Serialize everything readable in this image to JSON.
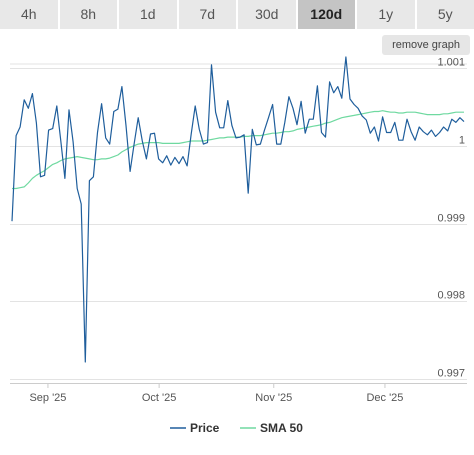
{
  "tabs": [
    {
      "label": "4h",
      "active": false
    },
    {
      "label": "8h",
      "active": false
    },
    {
      "label": "1d",
      "active": false
    },
    {
      "label": "7d",
      "active": false
    },
    {
      "label": "30d",
      "active": false
    },
    {
      "label": "120d",
      "active": true
    },
    {
      "label": "1y",
      "active": false
    },
    {
      "label": "5y",
      "active": false
    }
  ],
  "remove_graph_label": "remove graph",
  "colors": {
    "price": "#1f5e9c",
    "sma": "#6fd9a0",
    "grid": "#e3e3e3",
    "axis_text": "#555555"
  },
  "chart_data": {
    "type": "line",
    "ylim": [
      0.99695,
      1.00105
    ],
    "yticks": [
      0.997,
      0.998,
      0.999,
      1,
      1.001
    ],
    "ytick_labels": [
      "0.997",
      "0.998",
      "0.999",
      "1",
      "1.001"
    ],
    "x_ticks": [
      "Sep '25",
      "Oct '25",
      "Nov '25",
      "Dec '25"
    ],
    "grid": true,
    "legend": "bottom-center",
    "series": [
      {
        "name": "Price",
        "color": "#1f5e9c",
        "values": [
          0.99903,
          1.00013,
          1.00024,
          1.00059,
          1.00048,
          1.00067,
          1.00029,
          0.9996,
          0.99962,
          1.0002,
          1.00022,
          1.00051,
          1.00005,
          0.99958,
          1.00046,
          1.00005,
          0.99945,
          0.99925,
          0.99722,
          0.99955,
          0.9996,
          1.00017,
          1.00054,
          1.0001,
          1.00002,
          1.00044,
          1.00047,
          1.00076,
          1.00026,
          0.99967,
          1.00003,
          1.00036,
          1.00006,
          0.99983,
          1.00015,
          1.00016,
          0.99983,
          0.99978,
          0.99987,
          0.99975,
          0.99985,
          0.99977,
          0.99986,
          0.99974,
          1.00015,
          1.00051,
          1.00021,
          1.00002,
          1.00004,
          1.00104,
          1.00043,
          1.00023,
          1.00023,
          1.00058,
          1.00026,
          1.0001,
          1.00011,
          1.00014,
          0.99939,
          1.00021,
          1.00001,
          1.00002,
          1.0002,
          1.00036,
          1.00053,
          1.00002,
          1.00002,
          1.0003,
          1.00063,
          1.00048,
          1.00027,
          1.00057,
          1.00016,
          1.00034,
          1.00034,
          1.00077,
          1.00017,
          1.00011,
          1.00082,
          1.00068,
          1.00076,
          1.00061,
          1.00114,
          1.0006,
          1.00053,
          1.00048,
          1.00038,
          1.00033,
          1.00016,
          1.00024,
          1.00006,
          1.00037,
          1.00017,
          1.00017,
          1.0003,
          1.00007,
          1.00007,
          1.00034,
          1.00018,
          1.00007,
          1.00024,
          1.00018,
          1.00014,
          1.0002,
          1.00012,
          1.00017,
          1.00024,
          1.00019,
          1.00034,
          1.0003,
          1.00036,
          1.00031
        ]
      },
      {
        "name": "SMA 50",
        "color": "#6fd9a0",
        "values": [
          0.99945,
          0.99945,
          0.99946,
          0.99947,
          0.99952,
          0.99958,
          0.99962,
          0.99965,
          0.99968,
          0.99972,
          0.99976,
          0.99978,
          0.99981,
          0.99983,
          0.99984,
          0.99985,
          0.99986,
          0.99985,
          0.99984,
          0.99983,
          0.99982,
          0.99982,
          0.99983,
          0.99983,
          0.99984,
          0.99986,
          0.99988,
          0.99992,
          0.99995,
          0.99998,
          1.0,
          1.00002,
          1.00003,
          1.00004,
          1.00004,
          1.00004,
          1.00004,
          1.00003,
          1.00003,
          1.00003,
          1.00003,
          1.00003,
          1.00004,
          1.00005,
          1.00006,
          1.00006,
          1.00006,
          1.00006,
          1.00007,
          1.00008,
          1.00009,
          1.0001,
          1.0001,
          1.00011,
          1.00011,
          1.00011,
          1.00011,
          1.00012,
          1.00012,
          1.00013,
          1.00013,
          1.00013,
          1.00014,
          1.00015,
          1.00016,
          1.00016,
          1.00017,
          1.00018,
          1.00018,
          1.00019,
          1.00021,
          1.00022,
          1.00023,
          1.00024,
          1.00025,
          1.00026,
          1.00027,
          1.00029,
          1.0003,
          1.00032,
          1.00034,
          1.00036,
          1.00037,
          1.00038,
          1.00039,
          1.0004,
          1.00041,
          1.00042,
          1.00043,
          1.00044,
          1.00044,
          1.00045,
          1.00044,
          1.00043,
          1.00043,
          1.00042,
          1.00042,
          1.00043,
          1.00043,
          1.00043,
          1.00042,
          1.00041,
          1.0004,
          1.0004,
          1.0004,
          1.0004,
          1.00041,
          1.00041,
          1.00042,
          1.00043,
          1.00043,
          1.00043
        ]
      }
    ]
  }
}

#### Objective:
Retype each record exactly as it stands, but do not include the pictures.

#### Task result:
Serialize everything readable in this image to JSON.
{
  "tabs": [
    {
      "label": "4h",
      "active": false
    },
    {
      "label": "8h",
      "active": false
    },
    {
      "label": "1d",
      "active": false
    },
    {
      "label": "7d",
      "active": false
    },
    {
      "label": "30d",
      "active": false
    },
    {
      "label": "120d",
      "active": true
    },
    {
      "label": "1y",
      "active": false
    },
    {
      "label": "5y",
      "active": false
    }
  ],
  "remove_graph_label": "remove graph",
  "colors": {
    "price": "#1f5e9c",
    "sma": "#6fd9a0",
    "grid": "#e3e3e3",
    "axis_text": "#555555"
  },
  "chart_data": {
    "type": "line",
    "ylim": [
      0.99695,
      1.00105
    ],
    "yticks": [
      0.997,
      0.998,
      0.999,
      1,
      1.001
    ],
    "ytick_labels": [
      "0.997",
      "0.998",
      "0.999",
      "1",
      "1.001"
    ],
    "x_ticks": [
      "Sep '25",
      "Oct '25",
      "Nov '25",
      "Dec '25"
    ],
    "grid": true,
    "legend": "bottom-center",
    "series": [
      {
        "name": "Price",
        "color": "#1f5e9c",
        "values": [
          0.99903,
          1.00013,
          1.00024,
          1.00059,
          1.00048,
          1.00067,
          1.00029,
          0.9996,
          0.99962,
          1.0002,
          1.00022,
          1.00051,
          1.00005,
          0.99958,
          1.00046,
          1.00005,
          0.99945,
          0.99925,
          0.99722,
          0.99955,
          0.9996,
          1.00017,
          1.00054,
          1.0001,
          1.00002,
          1.00044,
          1.00047,
          1.00076,
          1.00026,
          0.99967,
          1.00003,
          1.00036,
          1.00006,
          0.99983,
          1.00015,
          1.00016,
          0.99983,
          0.99978,
          0.99987,
          0.99975,
          0.99985,
          0.99977,
          0.99986,
          0.99974,
          1.00015,
          1.00051,
          1.00021,
          1.00002,
          1.00004,
          1.00104,
          1.00043,
          1.00023,
          1.00023,
          1.00058,
          1.00026,
          1.0001,
          1.00011,
          1.00014,
          0.99939,
          1.00021,
          1.00001,
          1.00002,
          1.0002,
          1.00036,
          1.00053,
          1.00002,
          1.00002,
          1.0003,
          1.00063,
          1.00048,
          1.00027,
          1.00057,
          1.00016,
          1.00034,
          1.00034,
          1.00077,
          1.00017,
          1.00011,
          1.00082,
          1.00068,
          1.00076,
          1.00061,
          1.00114,
          1.0006,
          1.00053,
          1.00048,
          1.00038,
          1.00033,
          1.00016,
          1.00024,
          1.00006,
          1.00037,
          1.00017,
          1.00017,
          1.0003,
          1.00007,
          1.00007,
          1.00034,
          1.00018,
          1.00007,
          1.00024,
          1.00018,
          1.00014,
          1.0002,
          1.00012,
          1.00017,
          1.00024,
          1.00019,
          1.00034,
          1.0003,
          1.00036,
          1.00031
        ]
      },
      {
        "name": "SMA 50",
        "color": "#6fd9a0",
        "values": [
          0.99945,
          0.99945,
          0.99946,
          0.99947,
          0.99952,
          0.99958,
          0.99962,
          0.99965,
          0.99968,
          0.99972,
          0.99976,
          0.99978,
          0.99981,
          0.99983,
          0.99984,
          0.99985,
          0.99986,
          0.99985,
          0.99984,
          0.99983,
          0.99982,
          0.99982,
          0.99983,
          0.99983,
          0.99984,
          0.99986,
          0.99988,
          0.99992,
          0.99995,
          0.99998,
          1.0,
          1.00002,
          1.00003,
          1.00004,
          1.00004,
          1.00004,
          1.00004,
          1.00003,
          1.00003,
          1.00003,
          1.00003,
          1.00003,
          1.00004,
          1.00005,
          1.00006,
          1.00006,
          1.00006,
          1.00006,
          1.00007,
          1.00008,
          1.00009,
          1.0001,
          1.0001,
          1.00011,
          1.00011,
          1.00011,
          1.00011,
          1.00012,
          1.00012,
          1.00013,
          1.00013,
          1.00013,
          1.00014,
          1.00015,
          1.00016,
          1.00016,
          1.00017,
          1.00018,
          1.00018,
          1.00019,
          1.00021,
          1.00022,
          1.00023,
          1.00024,
          1.00025,
          1.00026,
          1.00027,
          1.00029,
          1.0003,
          1.00032,
          1.00034,
          1.00036,
          1.00037,
          1.00038,
          1.00039,
          1.0004,
          1.00041,
          1.00042,
          1.00043,
          1.00044,
          1.00044,
          1.00045,
          1.00044,
          1.00043,
          1.00043,
          1.00042,
          1.00042,
          1.00043,
          1.00043,
          1.00043,
          1.00042,
          1.00041,
          1.0004,
          1.0004,
          1.0004,
          1.0004,
          1.00041,
          1.00041,
          1.00042,
          1.00043,
          1.00043,
          1.00043
        ]
      }
    ]
  }
}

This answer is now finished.